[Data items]
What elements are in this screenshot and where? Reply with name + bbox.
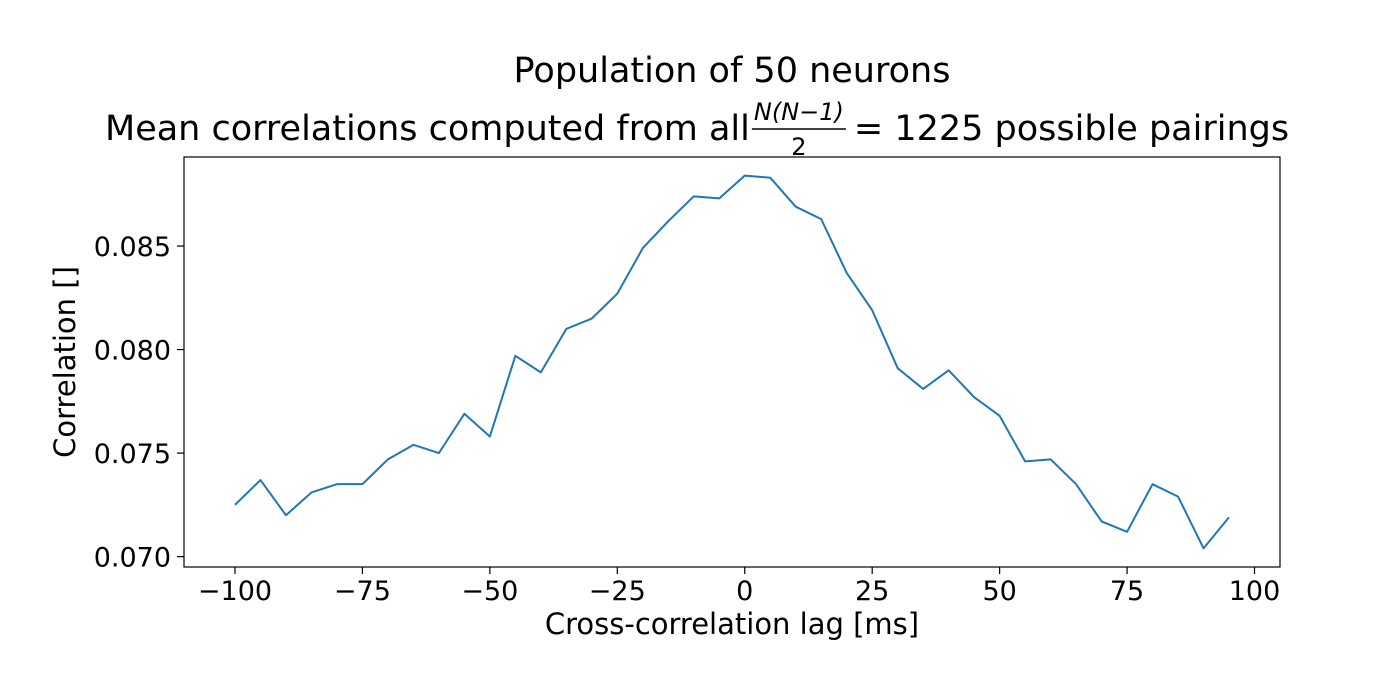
- x-tick-label: −25: [589, 576, 646, 607]
- y-tick-label: 0.075: [94, 439, 171, 470]
- y-tick-label: 0.085: [94, 232, 171, 263]
- subtitle-fraction-denominator: 2: [791, 133, 806, 161]
- y-tick-label: 0.080: [94, 336, 171, 367]
- x-tick-label: 0: [736, 576, 753, 607]
- x-axis-label: Cross-correlation lag [ms]: [545, 607, 919, 641]
- y-tick-label: 0.070: [94, 543, 171, 574]
- x-tick-label: −50: [461, 576, 518, 607]
- x-tick-label: 25: [855, 576, 889, 607]
- x-tick-label: 50: [982, 576, 1016, 607]
- chart-subtitle: Mean correlations computed from all N(N−…: [105, 98, 1289, 161]
- subtitle-prefix: Mean correlations computed from all: [105, 109, 750, 149]
- subtitle-suffix: = 1225 possible pairings: [854, 109, 1289, 149]
- x-tick-label: −75: [334, 576, 391, 607]
- series-line: [234, 174, 1230, 550]
- subtitle-fraction-numerator: N(N−1): [754, 98, 844, 126]
- x-tick-label: −100: [198, 576, 272, 607]
- y-axis-label: Correlation []: [48, 266, 82, 458]
- x-tick-label: 75: [1110, 576, 1144, 607]
- chart-title: Population of 50 neurons: [514, 51, 951, 91]
- plot-frame: [183, 156, 1281, 568]
- x-tick-label: 100: [1229, 576, 1281, 607]
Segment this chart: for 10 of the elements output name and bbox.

# Do this
Lay out every line of the material above as a numbered list, skipping blank lines. Leave the picture out of your answer.

# Answer to this task
1. What elements are in this screenshot and where? Reply with name + bbox.
2. - x-tick-label: −25: [589, 576, 646, 607]
3. - y-tick-label: 0.075: [94, 439, 171, 470]
4. - y-tick-label: 0.085: [94, 232, 171, 263]
5. - subtitle-fraction-denominator: 2: [791, 133, 806, 161]
6. - y-tick-label: 0.080: [94, 336, 171, 367]
7. - x-tick-label: 0: [736, 576, 753, 607]
8. - x-axis-label: Cross-correlation lag [ms]: [545, 607, 919, 641]
9. - y-tick-label: 0.070: [94, 543, 171, 574]
10. - x-tick-label: −50: [461, 576, 518, 607]
11. - x-tick-label: 25: [855, 576, 889, 607]
12. - x-tick-label: 50: [982, 576, 1016, 607]
13. - chart-subtitle: Mean correlations computed from all N(N−…: [105, 98, 1289, 161]
14. - subtitle-prefix: Mean correlations computed from all: [105, 109, 750, 149]
15. - subtitle-suffix: = 1225 possible pairings: [854, 109, 1289, 149]
16. - x-tick-label: −75: [334, 576, 391, 607]
17. - series-line: [234, 174, 1230, 550]
18. - subtitle-fraction-numerator: N(N−1): [754, 98, 844, 126]
19. - x-tick-label: −100: [198, 576, 272, 607]
20. - y-axis-label: Correlation []: [48, 266, 82, 458]
21. - x-tick-label: 75: [1110, 576, 1144, 607]
22. - chart-title: Population of 50 neurons: [514, 51, 951, 91]
23. - plot-frame: [183, 156, 1281, 568]
24. - x-tick-label: 100: [1229, 576, 1281, 607]
25. Segment this chart: for 10 of the elements output name and bbox.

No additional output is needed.